• [DIRECTIONS FOR THIS TASK]:
Repeat every line exactly, keeping the pictures out of the copy.
┌─ EXERCISE MATERIALS
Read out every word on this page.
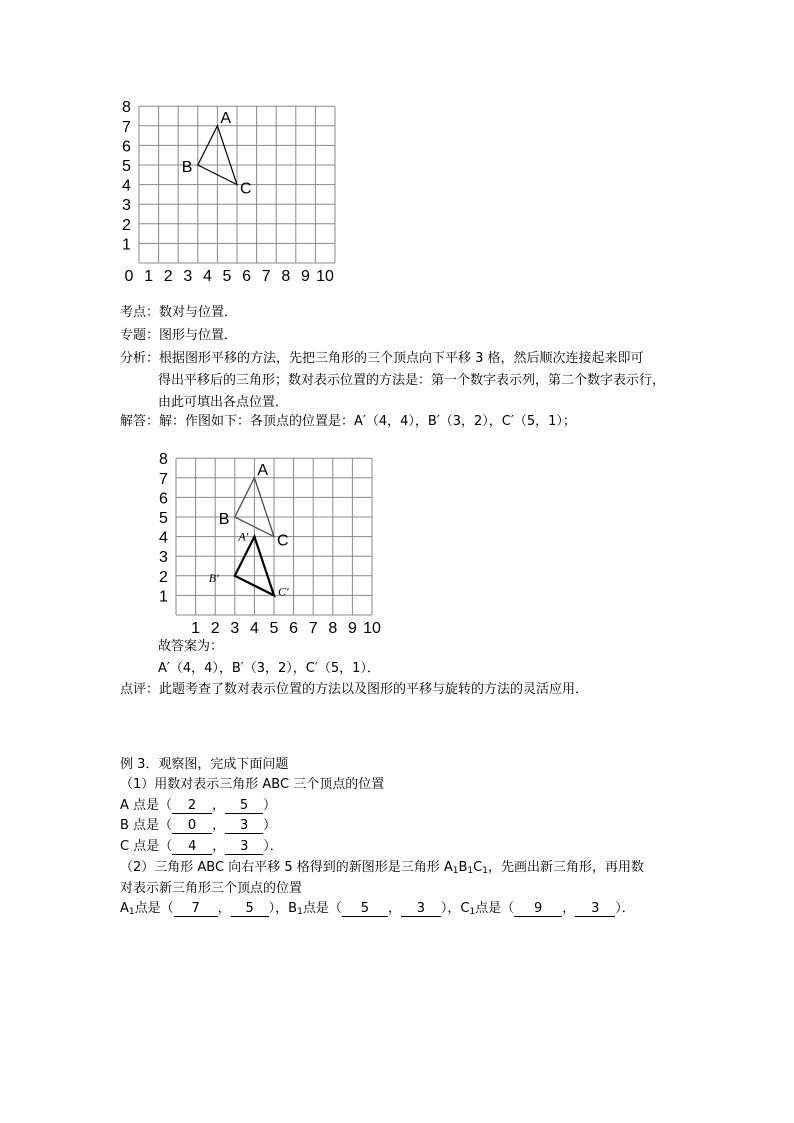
1
2
3
4
5
6
7
8
0 1 2 3 4 5 6 7 8 9 10
A
B
C
1
2
3
4
5
6
7
8
1 2 3 4 5 6 7 8 9 10
A
B
C
A′
B′
C′
考点：数对与位置．
专题：图形与位置．
分析：根据图形平移的方法，先把三角形的三个顶点向下平移 3 格，然后顺次连接起来即可
得出平移后的三角形；数对表示位置的方法是：第一个数字表示列，第二个数字表示行，
由此可填出各点位置．
解答：解：作图如下：各顶点的位置是：A′（4，4），B′（3，2），C′（5，1）；
故答案为：
A′（4，4），B′（3，2），C′（5，1）．
点评：此题考查了数对表示位置的方法以及图形的平移与旋转的方法的灵活应用．
例 3．观察图，完成下面问题
（1）用数对表示三角形 ABC 三个顶点的位置
A 点是（ 2 ， 5 ）
B 点是（ 0 ， 3 ）
C 点是（ 4 ， 3 ）．
（2）三角形 ABC 向右平移 5 格得到的新图形是三角形 $A_1B_1C_1$，先画出新三角形，再用数
对表示新三角形三个顶点的位置
$A_1$点是（ 7 ， 5 ），$B_1$点是（ 5 ， 3 ），$C_1$点是（ 9 ， 3 ）．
└─
• [ANSWER FOR THIS EXERCISE]:
Read out every word on this page.
1
2
3
4
5
6
7
8
0 1 2 3 4 5 6 7 8 9 10
A
B
C
1
2
3
4
5
6
7
8
1 2 3 4 5 6 7 8 9 10
A
B
C
A′
B′
C′
考点：数对与位置．
专题：图形与位置．
分析：根据图形平移的方法，先把三角形的三个顶点向下平移 3 格，然后顺次连接起来即可
得出平移后的三角形；数对表示位置的方法是：第一个数字表示列，第二个数字表示行，
由此可填出各点位置．
解答：解：作图如下：各顶点的位置是：A′（4，4），B′（3，2），C′（5，1）；
故答案为：
A′（4，4），B′（3，2），C′（5，1）．
点评：此题考查了数对表示位置的方法以及图形的平移与旋转的方法的灵活应用．
例 3．观察图，完成下面问题
（1）用数对表示三角形 ABC 三个顶点的位置
A 点是（ 2 ， 5 ）
B 点是（ 0 ， 3 ）
C 点是（ 4 ， 3 ）．
（2）三角形 ABC 向右平移 5 格得到的新图形是三角形 $A_1B_1C_1$，先画出新三角形，再用数
对表示新三角形三个顶点的位置
$A_1$点是（ 7 ， 5 ），$B_1$点是（ 5 ， 3 ），$C_1$点是（ 9 ， 3 ）．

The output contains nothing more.